** START OF Given data **

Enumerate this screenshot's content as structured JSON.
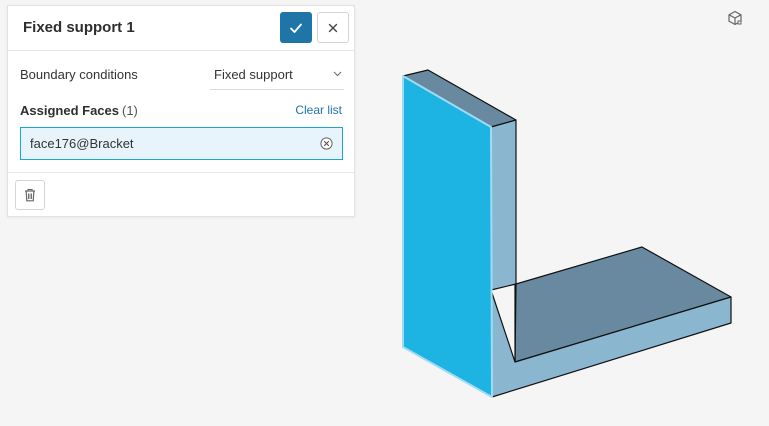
{
  "panel": {
    "title": "Fixed support 1",
    "confirm_icon": "check-icon",
    "close_icon": "close-icon"
  },
  "boundary_conditions": {
    "label": "Boundary conditions",
    "selected": "Fixed support"
  },
  "assigned_faces": {
    "label": "Assigned Faces",
    "count": "(1)",
    "clear_label": "Clear list",
    "items": [
      "face176@Bracket"
    ]
  },
  "footer": {
    "delete_icon": "trash-icon"
  },
  "viewport": {
    "view_cube_icon": "view-cube-icon",
    "colors": {
      "selected_face": "#1db3e3",
      "side_face": "#8ab6d0",
      "top_face": "#6889a0",
      "background": "#f5f5f5"
    }
  },
  "colors": {
    "accent": "#1f74a8",
    "chip_border": "#1da5d6",
    "chip_bg": "#e8f4fb"
  }
}
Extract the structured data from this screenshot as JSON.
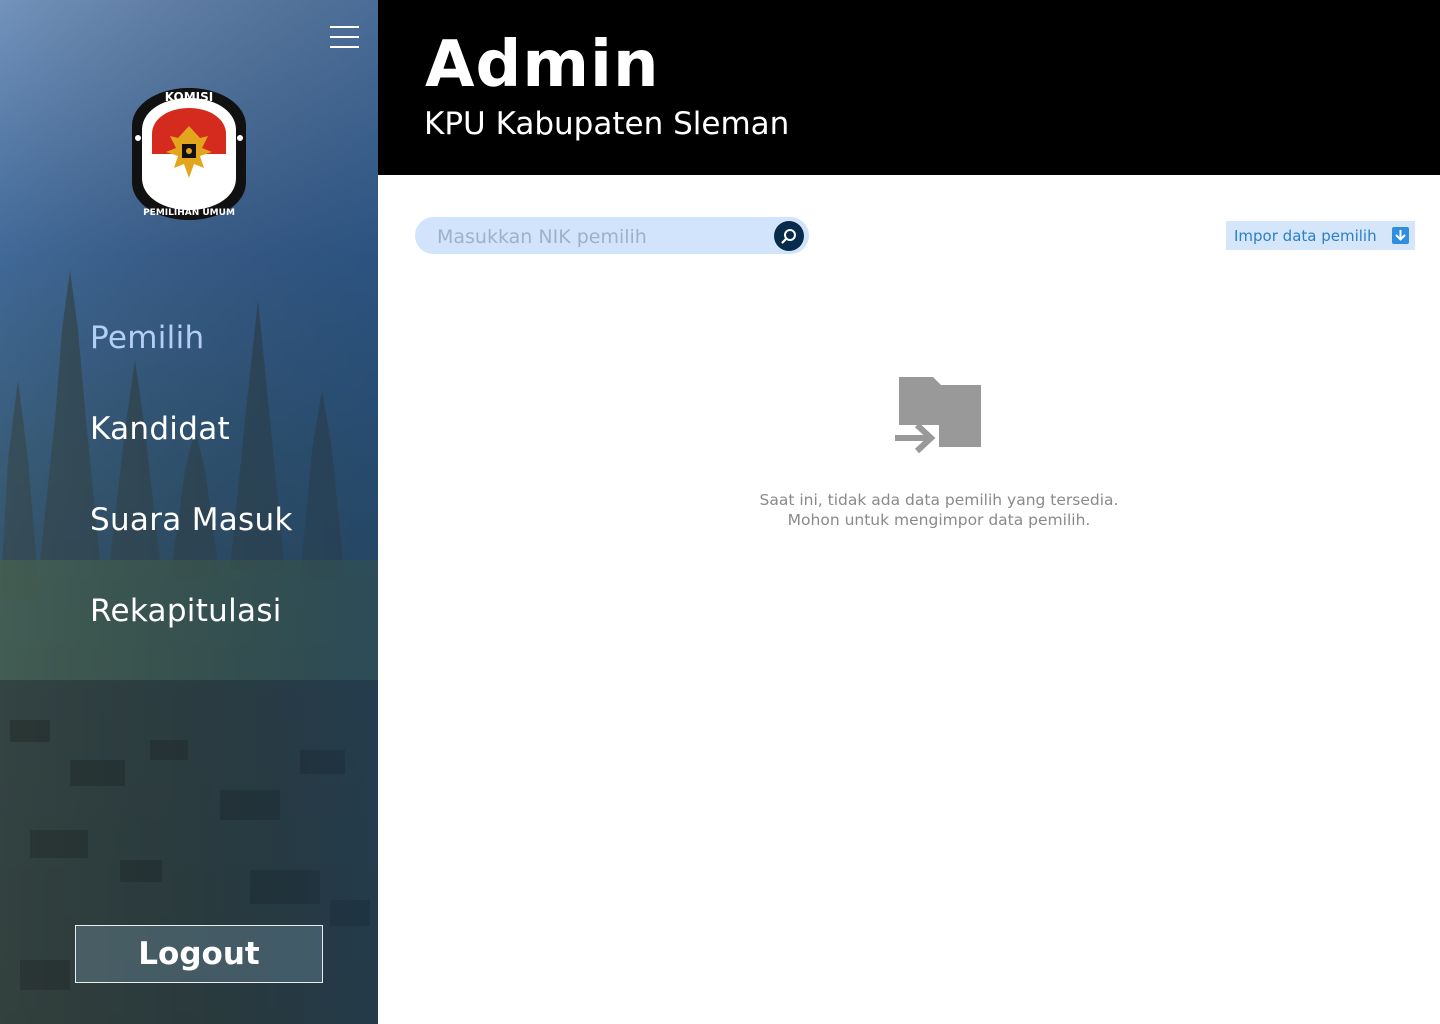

** END OF Given data **

» Aim of the task
Extract all the data above exactly, excluding every picture.

» Answer to the problem
Enumerate this screenshot's content as structured JSON.
{
  "panel": {
    "title": "Fixed support 1",
    "confirm_icon": "check-icon",
    "close_icon": "close-icon"
  },
  "boundary_conditions": {
    "label": "Boundary conditions",
    "selected": "Fixed support"
  },
  "assigned_faces": {
    "label": "Assigned Faces",
    "count": "(1)",
    "clear_label": "Clear list",
    "items": [
      "face176@Bracket"
    ]
  },
  "footer": {
    "delete_icon": "trash-icon"
  },
  "viewport": {
    "view_cube_icon": "view-cube-icon",
    "colors": {
      "selected_face": "#1db3e3",
      "side_face": "#8ab6d0",
      "top_face": "#6889a0",
      "background": "#f5f5f5"
    }
  },
  "colors": {
    "accent": "#1f74a8",
    "chip_border": "#1da5d6",
    "chip_bg": "#e8f4fb"
  }
}
Extract the structured data from this screenshot as JSON.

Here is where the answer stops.